** BEGIN **

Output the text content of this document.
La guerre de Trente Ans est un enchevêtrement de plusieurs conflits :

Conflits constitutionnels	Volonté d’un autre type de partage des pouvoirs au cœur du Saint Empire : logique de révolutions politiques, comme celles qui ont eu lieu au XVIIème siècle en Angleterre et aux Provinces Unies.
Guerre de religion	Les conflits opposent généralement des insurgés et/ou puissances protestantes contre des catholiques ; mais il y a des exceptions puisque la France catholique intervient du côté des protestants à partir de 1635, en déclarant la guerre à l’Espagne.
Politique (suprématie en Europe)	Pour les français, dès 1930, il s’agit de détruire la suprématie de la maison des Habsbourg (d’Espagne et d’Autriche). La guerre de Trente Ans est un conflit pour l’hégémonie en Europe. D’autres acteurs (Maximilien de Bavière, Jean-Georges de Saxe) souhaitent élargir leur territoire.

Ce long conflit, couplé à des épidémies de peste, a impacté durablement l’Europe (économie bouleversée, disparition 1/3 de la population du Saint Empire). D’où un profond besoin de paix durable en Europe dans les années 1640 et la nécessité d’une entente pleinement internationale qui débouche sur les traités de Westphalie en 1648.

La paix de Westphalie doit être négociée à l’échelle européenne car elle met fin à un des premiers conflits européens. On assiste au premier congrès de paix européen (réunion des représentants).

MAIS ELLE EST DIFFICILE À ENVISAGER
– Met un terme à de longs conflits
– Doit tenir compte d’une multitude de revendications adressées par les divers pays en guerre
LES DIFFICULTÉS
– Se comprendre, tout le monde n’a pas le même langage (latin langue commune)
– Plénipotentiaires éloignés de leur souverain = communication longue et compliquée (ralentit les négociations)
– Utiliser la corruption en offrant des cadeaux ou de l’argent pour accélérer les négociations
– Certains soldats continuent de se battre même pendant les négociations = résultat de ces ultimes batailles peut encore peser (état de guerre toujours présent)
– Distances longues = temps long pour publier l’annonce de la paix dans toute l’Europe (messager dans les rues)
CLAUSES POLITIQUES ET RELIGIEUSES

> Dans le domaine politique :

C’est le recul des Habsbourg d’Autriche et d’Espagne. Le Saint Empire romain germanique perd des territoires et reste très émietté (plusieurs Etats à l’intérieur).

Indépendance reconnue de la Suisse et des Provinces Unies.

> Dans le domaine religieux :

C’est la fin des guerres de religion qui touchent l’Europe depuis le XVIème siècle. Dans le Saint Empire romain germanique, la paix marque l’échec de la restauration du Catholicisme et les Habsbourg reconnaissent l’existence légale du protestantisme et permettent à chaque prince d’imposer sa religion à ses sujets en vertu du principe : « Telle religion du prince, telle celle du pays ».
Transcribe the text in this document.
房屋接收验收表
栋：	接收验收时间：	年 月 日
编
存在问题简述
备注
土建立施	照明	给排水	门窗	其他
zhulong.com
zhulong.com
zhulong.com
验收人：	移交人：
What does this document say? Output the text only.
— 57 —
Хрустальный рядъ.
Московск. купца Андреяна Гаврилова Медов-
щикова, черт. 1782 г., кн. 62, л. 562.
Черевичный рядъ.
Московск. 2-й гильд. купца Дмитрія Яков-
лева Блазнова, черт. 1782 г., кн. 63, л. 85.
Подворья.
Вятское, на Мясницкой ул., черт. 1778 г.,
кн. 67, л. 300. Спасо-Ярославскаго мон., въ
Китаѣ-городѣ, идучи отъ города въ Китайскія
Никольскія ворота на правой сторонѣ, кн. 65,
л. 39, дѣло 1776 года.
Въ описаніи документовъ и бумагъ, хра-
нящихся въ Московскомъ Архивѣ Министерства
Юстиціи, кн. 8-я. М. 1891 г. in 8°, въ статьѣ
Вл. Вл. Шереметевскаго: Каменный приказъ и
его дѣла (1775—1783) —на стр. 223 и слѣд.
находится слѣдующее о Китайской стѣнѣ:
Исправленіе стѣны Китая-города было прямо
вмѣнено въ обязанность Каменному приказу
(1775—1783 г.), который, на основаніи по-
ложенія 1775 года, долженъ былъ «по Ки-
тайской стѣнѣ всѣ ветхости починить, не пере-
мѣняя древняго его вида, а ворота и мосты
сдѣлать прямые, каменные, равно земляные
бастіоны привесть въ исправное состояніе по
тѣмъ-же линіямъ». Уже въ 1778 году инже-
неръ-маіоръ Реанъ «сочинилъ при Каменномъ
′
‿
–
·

** END **

== Stated task ==
Where a line holds "Provinces", copy it out.

== Task result ==
Conflits constitutionnels	Volonté d’un autre type de partage des pouvoirs au cœur du Saint Empire : logique de révolutions politiques, comme celles qui ont eu lieu au XVIIème siècle en Angleterre et aux Provinces Unies.
Indépendance reconnue de la Suisse et des Provinces Unies.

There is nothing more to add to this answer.